• **EXCERPTED TEXT**
>>>
Tarek Ragab
Back to Blog

Why Your Worker Needs Its Own Architecture, Not Just process.env.WORKER=true

June 1, 20268 min readArchitectureBackground JobsQueuesReliability
Why Your Worker Needs Its Own Architecture, Not Just process.env.WORKER=true

If you run the same codebase as both your API and your background worker, switched by a single process.env.WORKER=true, you do not have two services. You have one service wearing a costume. It works fine until it doesn't, and when it stops working it tends to do so in production, at 2 a.m., with a job that has retried four hundred times. I have shipped this exact pattern, watched it hold up under light load, and then watched it buckle the moment the work got real. This post is about why the env flag feels right, where it breaks, and what an actual worker architecture looks like.

Why the flag feels so reasonable

The appeal is obvious. You already have your domain logic, your database client, your config, your logging. Spinning up a worker means you get to reuse all of it. So you add a branch at the top of your entrypoint:

if (process.env.WORKER === "true") {
  startQueueConsumer();
} else {
  startHttpServer();
}

Deploy the same image twice, flip the flag on one of them, done. One repo, one build, two roles. For a small app this is genuinely a good call. The mistake is assuming it scales as an architecture rather than as a deployment trick. It is a deployment trick. The problems start when you treat the worker as "the API, but triggered by a queue instead of HTTP."
<<<
• **GIVEN INFORMATION**
>>>
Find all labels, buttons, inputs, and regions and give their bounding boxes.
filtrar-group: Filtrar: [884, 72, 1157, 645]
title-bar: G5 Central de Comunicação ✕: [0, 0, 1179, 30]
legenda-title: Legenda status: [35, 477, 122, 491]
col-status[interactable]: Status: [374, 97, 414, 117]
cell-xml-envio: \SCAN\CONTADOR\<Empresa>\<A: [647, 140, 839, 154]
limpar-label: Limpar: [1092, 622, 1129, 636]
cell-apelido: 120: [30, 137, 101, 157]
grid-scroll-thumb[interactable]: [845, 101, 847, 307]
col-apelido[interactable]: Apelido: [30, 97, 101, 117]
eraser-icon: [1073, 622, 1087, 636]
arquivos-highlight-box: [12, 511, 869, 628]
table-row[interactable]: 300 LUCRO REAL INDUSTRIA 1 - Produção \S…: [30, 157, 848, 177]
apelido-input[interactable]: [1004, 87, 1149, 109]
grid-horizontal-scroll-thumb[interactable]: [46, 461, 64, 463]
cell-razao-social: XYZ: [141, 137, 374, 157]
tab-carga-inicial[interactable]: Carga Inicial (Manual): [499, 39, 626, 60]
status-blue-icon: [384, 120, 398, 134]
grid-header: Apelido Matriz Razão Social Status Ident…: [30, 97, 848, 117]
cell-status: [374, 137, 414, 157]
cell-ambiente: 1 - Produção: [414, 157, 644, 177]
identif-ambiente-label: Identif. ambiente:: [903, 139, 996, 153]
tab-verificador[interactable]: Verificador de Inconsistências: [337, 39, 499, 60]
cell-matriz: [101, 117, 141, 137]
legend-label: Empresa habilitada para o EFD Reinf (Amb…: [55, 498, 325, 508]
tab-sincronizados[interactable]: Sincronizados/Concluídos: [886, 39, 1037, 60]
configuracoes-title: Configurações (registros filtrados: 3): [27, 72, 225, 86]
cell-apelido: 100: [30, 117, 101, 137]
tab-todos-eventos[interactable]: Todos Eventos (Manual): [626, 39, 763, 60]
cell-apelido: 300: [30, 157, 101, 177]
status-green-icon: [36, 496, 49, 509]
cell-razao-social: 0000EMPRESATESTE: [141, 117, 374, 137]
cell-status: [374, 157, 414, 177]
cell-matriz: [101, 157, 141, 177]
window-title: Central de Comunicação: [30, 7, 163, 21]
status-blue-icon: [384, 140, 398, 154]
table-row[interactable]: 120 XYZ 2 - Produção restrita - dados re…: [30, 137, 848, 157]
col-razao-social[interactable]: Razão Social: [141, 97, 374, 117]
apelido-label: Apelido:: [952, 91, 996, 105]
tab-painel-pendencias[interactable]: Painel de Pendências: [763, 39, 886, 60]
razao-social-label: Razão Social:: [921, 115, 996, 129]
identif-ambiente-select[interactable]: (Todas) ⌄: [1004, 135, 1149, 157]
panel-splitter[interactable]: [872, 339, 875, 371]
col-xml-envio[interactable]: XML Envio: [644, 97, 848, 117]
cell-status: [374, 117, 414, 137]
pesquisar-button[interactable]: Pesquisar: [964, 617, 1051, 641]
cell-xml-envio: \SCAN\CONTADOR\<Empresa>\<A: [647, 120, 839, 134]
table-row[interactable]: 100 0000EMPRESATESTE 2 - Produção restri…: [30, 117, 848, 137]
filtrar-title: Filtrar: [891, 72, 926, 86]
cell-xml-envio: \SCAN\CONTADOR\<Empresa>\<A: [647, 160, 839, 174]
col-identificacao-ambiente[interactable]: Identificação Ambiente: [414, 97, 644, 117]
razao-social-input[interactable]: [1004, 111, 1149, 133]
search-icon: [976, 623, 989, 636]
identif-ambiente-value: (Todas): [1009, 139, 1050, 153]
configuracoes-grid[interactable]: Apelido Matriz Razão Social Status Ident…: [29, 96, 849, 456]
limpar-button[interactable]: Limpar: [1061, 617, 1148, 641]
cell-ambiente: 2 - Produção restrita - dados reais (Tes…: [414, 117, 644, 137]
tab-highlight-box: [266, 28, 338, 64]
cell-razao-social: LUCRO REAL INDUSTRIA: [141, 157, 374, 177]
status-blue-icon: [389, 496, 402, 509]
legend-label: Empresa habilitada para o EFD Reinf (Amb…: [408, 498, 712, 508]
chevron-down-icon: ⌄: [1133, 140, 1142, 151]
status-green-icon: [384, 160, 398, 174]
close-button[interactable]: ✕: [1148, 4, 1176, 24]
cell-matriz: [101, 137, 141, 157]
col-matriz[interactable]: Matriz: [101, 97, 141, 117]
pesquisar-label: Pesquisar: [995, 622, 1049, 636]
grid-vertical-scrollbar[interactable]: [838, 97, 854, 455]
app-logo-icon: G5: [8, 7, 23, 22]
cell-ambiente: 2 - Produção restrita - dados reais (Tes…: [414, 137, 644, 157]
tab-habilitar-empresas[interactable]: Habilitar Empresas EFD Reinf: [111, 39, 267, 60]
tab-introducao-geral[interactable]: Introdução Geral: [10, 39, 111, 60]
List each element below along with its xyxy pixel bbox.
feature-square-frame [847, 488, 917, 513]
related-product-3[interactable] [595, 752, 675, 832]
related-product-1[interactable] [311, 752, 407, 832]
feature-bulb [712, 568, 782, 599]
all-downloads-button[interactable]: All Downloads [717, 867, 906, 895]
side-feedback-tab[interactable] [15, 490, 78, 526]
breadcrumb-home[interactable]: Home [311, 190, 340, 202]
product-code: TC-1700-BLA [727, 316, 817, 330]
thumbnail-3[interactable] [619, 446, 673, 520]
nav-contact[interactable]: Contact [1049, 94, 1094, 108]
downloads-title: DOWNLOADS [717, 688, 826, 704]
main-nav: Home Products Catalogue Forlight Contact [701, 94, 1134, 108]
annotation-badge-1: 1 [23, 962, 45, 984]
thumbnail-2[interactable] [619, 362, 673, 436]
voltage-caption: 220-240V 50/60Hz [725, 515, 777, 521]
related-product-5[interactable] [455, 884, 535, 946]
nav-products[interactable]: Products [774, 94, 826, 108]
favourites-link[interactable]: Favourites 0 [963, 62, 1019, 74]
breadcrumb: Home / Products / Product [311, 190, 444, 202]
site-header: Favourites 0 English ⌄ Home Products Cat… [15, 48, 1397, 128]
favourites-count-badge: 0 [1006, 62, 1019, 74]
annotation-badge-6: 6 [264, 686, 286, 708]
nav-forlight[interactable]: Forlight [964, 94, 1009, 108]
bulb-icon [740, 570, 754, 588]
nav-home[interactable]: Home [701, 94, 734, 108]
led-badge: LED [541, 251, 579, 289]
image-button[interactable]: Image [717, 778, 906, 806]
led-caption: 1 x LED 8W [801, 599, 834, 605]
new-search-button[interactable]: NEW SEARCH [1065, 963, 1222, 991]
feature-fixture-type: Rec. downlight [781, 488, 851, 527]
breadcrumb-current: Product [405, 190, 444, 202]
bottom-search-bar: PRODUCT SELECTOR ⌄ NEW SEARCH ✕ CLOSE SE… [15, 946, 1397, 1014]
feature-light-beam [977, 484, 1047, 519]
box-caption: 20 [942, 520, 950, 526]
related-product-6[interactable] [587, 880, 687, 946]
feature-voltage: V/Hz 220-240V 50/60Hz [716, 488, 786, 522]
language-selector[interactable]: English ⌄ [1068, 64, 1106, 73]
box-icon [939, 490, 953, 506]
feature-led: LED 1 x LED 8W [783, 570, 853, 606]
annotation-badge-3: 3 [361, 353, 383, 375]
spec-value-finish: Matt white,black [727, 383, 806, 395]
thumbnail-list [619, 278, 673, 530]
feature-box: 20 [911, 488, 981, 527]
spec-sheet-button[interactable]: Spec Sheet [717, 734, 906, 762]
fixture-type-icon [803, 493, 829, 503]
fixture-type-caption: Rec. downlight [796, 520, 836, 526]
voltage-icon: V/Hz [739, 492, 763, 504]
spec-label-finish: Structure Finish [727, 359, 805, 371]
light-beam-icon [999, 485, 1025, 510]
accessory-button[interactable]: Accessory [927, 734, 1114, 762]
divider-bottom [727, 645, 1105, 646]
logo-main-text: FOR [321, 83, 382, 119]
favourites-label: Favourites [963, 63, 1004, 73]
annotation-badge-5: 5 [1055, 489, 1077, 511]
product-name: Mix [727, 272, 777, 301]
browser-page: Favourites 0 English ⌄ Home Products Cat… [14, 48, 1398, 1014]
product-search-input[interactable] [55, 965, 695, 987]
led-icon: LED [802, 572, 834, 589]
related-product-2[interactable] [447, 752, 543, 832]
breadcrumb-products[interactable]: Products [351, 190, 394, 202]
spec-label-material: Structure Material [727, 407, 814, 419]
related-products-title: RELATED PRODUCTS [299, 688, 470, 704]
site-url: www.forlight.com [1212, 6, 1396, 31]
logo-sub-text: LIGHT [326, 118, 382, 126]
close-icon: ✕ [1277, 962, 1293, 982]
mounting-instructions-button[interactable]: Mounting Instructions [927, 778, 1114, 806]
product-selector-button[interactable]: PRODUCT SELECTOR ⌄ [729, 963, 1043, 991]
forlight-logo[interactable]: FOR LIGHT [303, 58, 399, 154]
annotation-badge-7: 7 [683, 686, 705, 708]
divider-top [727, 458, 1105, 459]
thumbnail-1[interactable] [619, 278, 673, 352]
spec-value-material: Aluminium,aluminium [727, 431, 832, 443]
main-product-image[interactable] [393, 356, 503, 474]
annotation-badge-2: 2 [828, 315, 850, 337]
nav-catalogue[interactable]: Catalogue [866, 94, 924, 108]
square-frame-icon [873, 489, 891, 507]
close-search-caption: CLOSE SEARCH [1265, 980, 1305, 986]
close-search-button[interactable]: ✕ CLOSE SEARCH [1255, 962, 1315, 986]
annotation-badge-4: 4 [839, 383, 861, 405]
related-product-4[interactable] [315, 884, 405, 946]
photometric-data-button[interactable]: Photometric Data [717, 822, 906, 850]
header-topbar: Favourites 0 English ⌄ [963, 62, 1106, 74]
<<<
• **REQUIRED ACTIONS**
(1) In the worker architecture post, what does the env-flag setup turn out to be rather than an architecture?
(2) Proceed with the worker architecture post from the point where it stops.

• **TASK RESPONSES**
(1) A deployment trick.

(2)
The API and the worker do not share a lifecycle

An HTTP request is short, bounded, and observed by the caller. If it fails, someone gets a 500 and retries by clicking again. A background job is long, unbounded, and observed by no one in the moment. If it fails, it fails silently unless you built something to notice.

That difference shows up in concrete ways:

  • Scaling. Your API scales with concurrent users. Your worker scales with queue depth. These curves are unrelated. A marketing email blast spikes your queue to fifty thousand jobs while your API sits idle. If they share a deployment, you scale the wrong thing.
  • Deploy cadence. You want to ship API fixes fast. But deploying mid-job can kill in-flight work. If they are the same deployment, every API hotfix risks dropping a half-finished job.
  • Resource profile. API instances want low latency and modest memory. A worker churning through image processing or report generation wants CPU and RAM and does not care about p99. Sharing instance sizing means overpaying for one or starving the other.

None of this is solved by an env flag. The flag gives you one build artifact, which is fine. What you actually need is the ability to scale, deploy, and size the two roles independently, even if they come from the same image.

Shared modules are not automatically safe

This is the subtle one. A module that is perfectly correct inside a request can be quietly wrong inside a worker.

Take a database connection pool sized for request concurrency. In the API, a request grabs a connection, does its work in tens of milliseconds, returns it. In a worker, a single job might hold logic open for thirty seconds while it calls an external API. Same pool, completely different contention. Or take an in-memory cache that assumes a process lives for a request. In a long-running consumer it just grows until the box dies.

The lesson is not "don't share code." It is share domain logic, not runtime assumptions. Your "send invoice" function should live in a shared module. But how it acquires resources, how long it runs, and how it cleans up are worker concerns, and they need to be designed for a process that lives for days.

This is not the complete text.